Task details.
Go through the material and pull out every line with the string "左氏春秋" in it.

Provided records.
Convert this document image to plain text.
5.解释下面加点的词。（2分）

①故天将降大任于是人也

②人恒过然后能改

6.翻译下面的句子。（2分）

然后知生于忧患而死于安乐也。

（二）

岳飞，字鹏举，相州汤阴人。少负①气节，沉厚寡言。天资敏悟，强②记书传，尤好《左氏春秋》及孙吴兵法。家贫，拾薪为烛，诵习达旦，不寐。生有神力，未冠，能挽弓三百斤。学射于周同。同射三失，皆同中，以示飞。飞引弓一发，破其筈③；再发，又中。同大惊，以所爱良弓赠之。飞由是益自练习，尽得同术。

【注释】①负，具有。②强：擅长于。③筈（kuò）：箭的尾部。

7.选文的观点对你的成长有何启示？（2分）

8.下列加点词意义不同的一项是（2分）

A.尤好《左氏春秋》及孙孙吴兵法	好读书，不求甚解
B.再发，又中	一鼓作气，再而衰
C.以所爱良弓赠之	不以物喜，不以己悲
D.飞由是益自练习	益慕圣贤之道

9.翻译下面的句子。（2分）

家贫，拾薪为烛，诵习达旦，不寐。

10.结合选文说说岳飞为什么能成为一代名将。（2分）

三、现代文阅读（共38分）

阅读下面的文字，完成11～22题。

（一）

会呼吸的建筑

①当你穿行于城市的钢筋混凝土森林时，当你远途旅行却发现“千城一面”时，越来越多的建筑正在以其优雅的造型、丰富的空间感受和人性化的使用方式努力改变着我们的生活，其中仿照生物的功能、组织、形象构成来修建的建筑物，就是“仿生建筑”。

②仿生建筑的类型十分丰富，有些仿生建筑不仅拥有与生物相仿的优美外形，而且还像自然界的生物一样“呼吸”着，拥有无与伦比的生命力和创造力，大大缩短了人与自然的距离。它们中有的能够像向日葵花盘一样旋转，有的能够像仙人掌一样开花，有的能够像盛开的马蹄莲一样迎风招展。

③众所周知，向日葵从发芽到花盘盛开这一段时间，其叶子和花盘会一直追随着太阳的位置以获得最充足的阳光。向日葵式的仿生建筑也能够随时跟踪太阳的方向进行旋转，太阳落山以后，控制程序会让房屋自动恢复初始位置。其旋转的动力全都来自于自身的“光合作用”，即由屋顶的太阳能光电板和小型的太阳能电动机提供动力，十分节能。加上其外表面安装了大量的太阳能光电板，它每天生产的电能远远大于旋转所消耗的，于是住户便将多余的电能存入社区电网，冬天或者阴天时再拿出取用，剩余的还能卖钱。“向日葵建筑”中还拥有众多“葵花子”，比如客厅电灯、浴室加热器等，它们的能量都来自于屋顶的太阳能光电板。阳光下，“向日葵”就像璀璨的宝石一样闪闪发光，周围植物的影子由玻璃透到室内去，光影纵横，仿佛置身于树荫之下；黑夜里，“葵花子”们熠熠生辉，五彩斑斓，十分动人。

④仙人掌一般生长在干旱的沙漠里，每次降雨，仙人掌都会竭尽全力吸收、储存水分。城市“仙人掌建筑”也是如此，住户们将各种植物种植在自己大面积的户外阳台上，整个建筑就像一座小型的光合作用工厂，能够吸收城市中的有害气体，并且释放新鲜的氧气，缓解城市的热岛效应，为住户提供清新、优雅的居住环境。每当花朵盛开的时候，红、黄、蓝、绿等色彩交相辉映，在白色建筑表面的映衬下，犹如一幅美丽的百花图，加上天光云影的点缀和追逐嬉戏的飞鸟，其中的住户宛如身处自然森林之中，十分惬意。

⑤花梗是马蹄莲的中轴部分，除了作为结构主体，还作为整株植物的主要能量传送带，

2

Result of this task.
岳飞，字鹏举，相州汤阴人。少负①气节，沉厚寡言。天资敏悟，强②记书传，尤好《左氏春秋》及孙吴兵法。家贫，拾薪为烛，诵习达旦，不寐。生有神力，未冠，能挽弓三百斤。学射于周同。同射三失，皆同中，以示飞。飞引弓一发，破其筈③；再发，又中。同大惊，以所爱良弓赠之。飞由是益自练习，尽得同术。
A.尤好《左氏春秋》及孙孙吴兵法	好读书，不求甚解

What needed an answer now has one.